# WHAT YOU SHOULD DO
From the forum thread on the New Holland 5030 starting issue, copy the passage starting at "## Hacke (Feb" and ending at "off the tractor.".

BEGIN SOURCE PASSAGE

# New Holland 5030 starting issue



## Shawnp (Feb 6, 2016)

Hi Guys,

I have a New Holland 5030 tractor. I had starter issues with this tractor a few years ago and I ended up replacing the starter. 

This spring when I took the tractor out I hooked up the charged battery and turned and key and nothing happened. All the correct lights were on and the starter wouldn’t click or anything. After turning it on and off a few times, all of a sudden it’d crank right over and start. Another way it’ll start is by holding the key down for 5-10 seconds and it’ll pop off. 

To make matters for confusing, sometimes it’ll fire right up? What are your guys’ thoughts?

thanks,

shawnp


----------



## Hacke (Feb 22, 2011)

I vote for the key switch.
Unhook the starter solenoid wire from the key switch and hotwire the starter. If it starts as it should, the key switch is the problem. If hotwiring does not help, it is the wiring or the solenoid that gives you problems.


----------



## Fedup (Feb 25, 2014)

Key switch? Possibly. Everything wears out eventually. I would bet it's more likely the neutral switch, PTO switch, or wiring between the two. Wiring to the PTO switch is in a spot where it's often kicked when getting on and off the tractor.


----------

END SOURCE PASSAGE
BEGIN RAW RECORDS

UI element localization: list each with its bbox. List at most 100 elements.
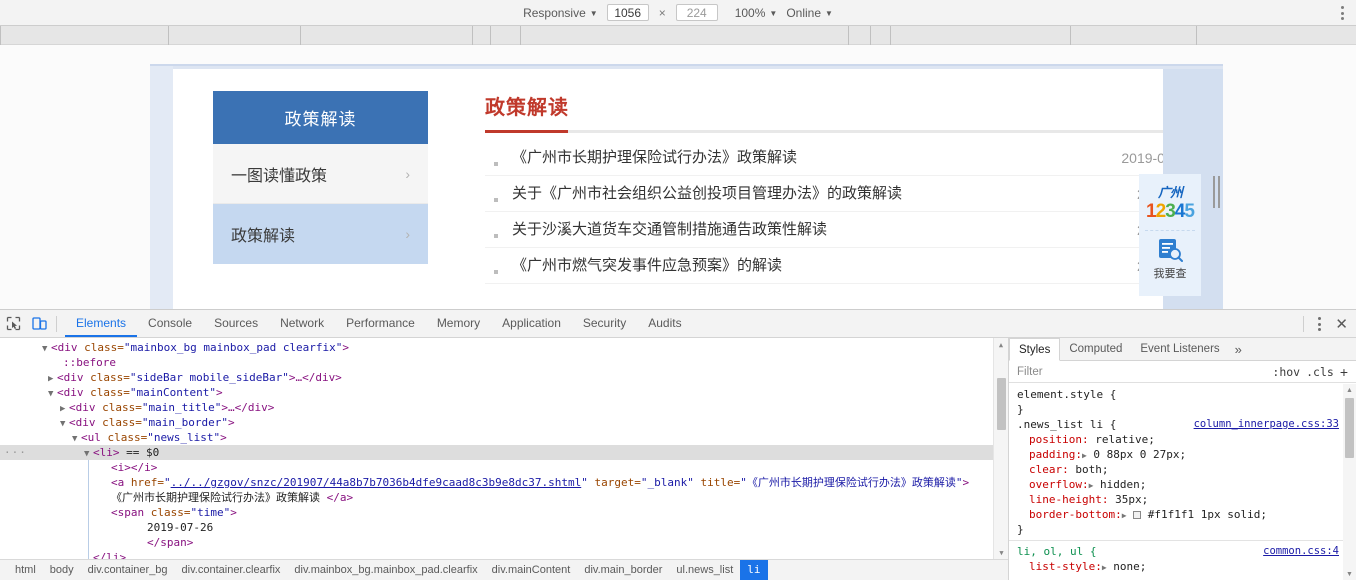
tab-styles[interactable]: Styles — [1009, 337, 1061, 361]
zoom-selector[interactable]: 100% ▼ — [735, 6, 778, 20]
tab-computed[interactable]: Computed — [1060, 338, 1131, 360]
list-item[interactable]: 《广州市燃气突发事件应急预案》的解读 2019-07- — [485, 248, 1193, 284]
toggle-device-toolbar-icon[interactable] — [26, 311, 52, 337]
tab-application[interactable]: Application — [491, 310, 572, 337]
tab-security[interactable]: Security — [572, 310, 637, 337]
dom-tree-line[interactable]: </span> — [0, 535, 1008, 550]
breadcrumb-item[interactable]: div.mainbox_bg.mainbox_pad.clearfix — [287, 560, 484, 580]
new-style-rule-button[interactable]: + — [1340, 364, 1348, 380]
css-declaration[interactable]: padding:▶ 0 88px 0 27px; — [1017, 447, 1343, 462]
sidebar-item-zhengcejiedu[interactable]: 政策解读 › — [213, 204, 428, 264]
dom-tree-line[interactable]: ▶ <div class="sideBar mobile_sideBar">…</… — [0, 370, 1008, 385]
scroll-down-arrow[interactable]: ▼ — [994, 546, 1008, 559]
css-declaration[interactable]: line-height: 35px; — [1017, 492, 1343, 507]
scrollbar-thumb[interactable] — [997, 378, 1006, 430]
dom-tree-line[interactable]: ▼ <ul class="news_list"> — [0, 430, 1008, 445]
more-tabs-icon[interactable]: » — [1229, 342, 1248, 357]
css-declaration[interactable]: overflow:▶ hidden; — [1017, 477, 1343, 492]
dom-tree-line[interactable]: ▼ <div class="main_border"> — [0, 415, 1008, 430]
news-link[interactable]: 《广州市长期护理保险试行办法》政策解读 — [512, 149, 797, 166]
css-selector[interactable]: li, ol, ul { — [1017, 545, 1096, 558]
tab-network[interactable]: Network — [269, 310, 335, 337]
breadcrumb-item[interactable]: div.container_bg — [81, 560, 175, 580]
expand-triangle-icon[interactable]: ▶ — [1122, 511, 1127, 520]
css-value[interactable]: hidden; — [1093, 478, 1146, 491]
dom-tree-line[interactable]: ▼ <div class="mainbox_bg mainbox_pad clea… — [0, 340, 1008, 355]
scrollbar-thumb[interactable] — [1345, 398, 1354, 458]
dom-tree-line[interactable]: 《广州市长期护理保险试行办法》政策解读 </a> — [0, 490, 1008, 505]
dom-tree-line[interactable]: <span class="time"> — [0, 505, 1008, 520]
css-declaration[interactable]: clear: both; — [1017, 462, 1343, 477]
dom-tree-scrollbar[interactable]: ▲ ▼ — [993, 338, 1008, 559]
css-value[interactable]: both; — [1069, 463, 1108, 476]
tab-elements[interactable]: Elements — [65, 310, 137, 337]
floating-12345-widget[interactable]: 广州 12345 我要查 — [1139, 174, 1201, 296]
css-property[interactable]: padding: — [1017, 448, 1082, 461]
page-scrollbar[interactable] — [1213, 176, 1220, 208]
dom-tree-line[interactable]: <i></i> — [0, 460, 1008, 475]
color-swatch[interactable] — [1133, 511, 1142, 519]
dom-tree-line[interactable]: ▼ <div class="mainContent"> — [0, 385, 1008, 400]
css-declaration[interactable]: border-bottom:▶ #f1f1f1 1px solid; — [1017, 507, 1343, 522]
css-property[interactable]: border-bottom: — [1017, 508, 1122, 521]
css-value[interactable]: #f1f1f1 1px solid; — [1141, 508, 1267, 521]
tab-performance[interactable]: Performance — [335, 310, 426, 337]
css-property[interactable]: list-style: — [1017, 560, 1102, 573]
css-value[interactable]: 35px; — [1108, 493, 1148, 506]
device-toolbar-menu-button[interactable] — [1341, 0, 1344, 26]
css-property[interactable]: overflow: — [1017, 478, 1089, 491]
css-property[interactable]: position: — [1017, 433, 1089, 446]
css-value[interactable]: relative; — [1089, 433, 1155, 446]
css-selector[interactable]: element.style { — [1017, 388, 1116, 401]
breadcrumb-item[interactable]: div.mainContent — [485, 560, 578, 580]
css-value[interactable]: none; — [1107, 560, 1146, 573]
device-selector[interactable]: Responsive ▼ — [523, 6, 598, 20]
dom-tree-line[interactable]: <a href="../../gzgov/snzc/201907/44a8b7b… — [0, 475, 1008, 490]
css-property[interactable]: clear: — [1017, 463, 1069, 476]
news-link[interactable]: 关于沙溪大道货车交通管制措施通告政策性解读 — [512, 221, 827, 238]
list-item[interactable]: 《广州市长期护理保险试行办法》政策解读 2019-07-26 — [485, 140, 1193, 176]
scroll-down-arrow[interactable]: ▼ — [1343, 568, 1356, 580]
css-selector[interactable]: .news_list li { — [1017, 418, 1116, 431]
news-link[interactable]: 《广州市燃气突发事件应急预案》的解读 — [512, 257, 782, 274]
breadcrumb-item[interactable]: li — [740, 560, 768, 580]
list-item[interactable]: 关于沙溪大道货车交通管制措施通告政策性解读 2019-07- — [485, 212, 1193, 248]
dom-tree-line[interactable]: ::before — [0, 355, 1008, 370]
dom-tree-line[interactable]: ··· ▼ <li> == $0 — [0, 445, 1008, 460]
breadcrumb-item[interactable]: ul.news_list — [669, 560, 740, 580]
breadcrumb-item[interactable]: div.container.clearfix — [175, 560, 288, 580]
breadcrumb-item[interactable]: html — [8, 560, 43, 580]
hov-toggle-button[interactable]: :hov — [1272, 365, 1300, 379]
cls-toggle-button[interactable]: .cls — [1306, 365, 1334, 379]
dom-token-link[interactable]: ../../gzgov/snzc/201907/44a8b7b7036b4dfe… — [171, 476, 582, 489]
tab-event-listeners[interactable]: Event Listeners — [1131, 338, 1228, 360]
list-item[interactable]: 关于《广州市社会组织公益创投项目管理办法》的政策解读 2019-07- — [485, 176, 1193, 212]
tab-sources[interactable]: Sources — [203, 310, 269, 337]
throttling-selector[interactable]: Online ▼ — [786, 6, 833, 20]
close-icon[interactable]: ✕ — [1335, 317, 1348, 332]
inspect-element-icon[interactable] — [0, 311, 26, 337]
tab-memory[interactable]: Memory — [426, 310, 491, 337]
sidebar-item-tujie[interactable]: 一图读懂政策 › — [213, 144, 428, 204]
throttling-label: Online — [786, 5, 822, 20]
dom-tree-line[interactable]: ▶ <div class="main_title">…</div> — [0, 400, 1008, 415]
viewport-height-input[interactable] — [675, 4, 718, 21]
viewport-width-input[interactable] — [606, 4, 649, 21]
devtools-menu-button[interactable] — [1314, 317, 1325, 331]
css-declaration[interactable]: list-style:▶ none; — [1017, 559, 1343, 574]
news-link[interactable]: 关于《广州市社会组织公益创投项目管理办法》的政策解读 — [512, 185, 902, 202]
css-source-link[interactable]: column_innerpage.css:33 — [1194, 417, 1339, 432]
tab-console[interactable]: Console — [137, 310, 203, 337]
css-source-link[interactable]: common.css:4 — [1263, 544, 1339, 559]
scroll-up-arrow[interactable]: ▲ — [994, 338, 1008, 351]
tab-audits[interactable]: Audits — [637, 310, 692, 337]
scroll-up-arrow[interactable]: ▲ — [1343, 384, 1356, 396]
css-property[interactable]: line-height: — [1017, 493, 1108, 506]
styles-scrollbar[interactable]: ▲ ▼ — [1343, 384, 1356, 580]
css-value[interactable]: 0 88px 0 27px; — [1087, 448, 1186, 461]
dom-tree-line[interactable]: 2019-07-26 — [0, 520, 1008, 535]
breadcrumb-item[interactable]: body — [43, 560, 81, 580]
css-declaration[interactable]: position: relative; — [1017, 432, 1343, 447]
breadcrumb-item[interactable]: div.main_border — [577, 560, 669, 580]
styles-filter-input[interactable]: Filter — [1017, 366, 1043, 378]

END RAW RECORDS

# THE COMPLETED TASK
## Hacke (Feb 22, 2011)

I vote for the key switch.
Unhook the starter solenoid wire from the key switch and hotwire the starter. If it starts as it should, the key switch is the problem. If hotwiring does not help, it is the wiring or the solenoid that gives you problems.


----------



## Fedup (Feb 25, 2014)

Key switch? Possibly. Everything wears out eventually. I would bet it's more likely the neutral switch, PTO switch, or wiring between the two. Wiring to the PTO switch is in a spot where it's often kicked when getting on and off the tractor.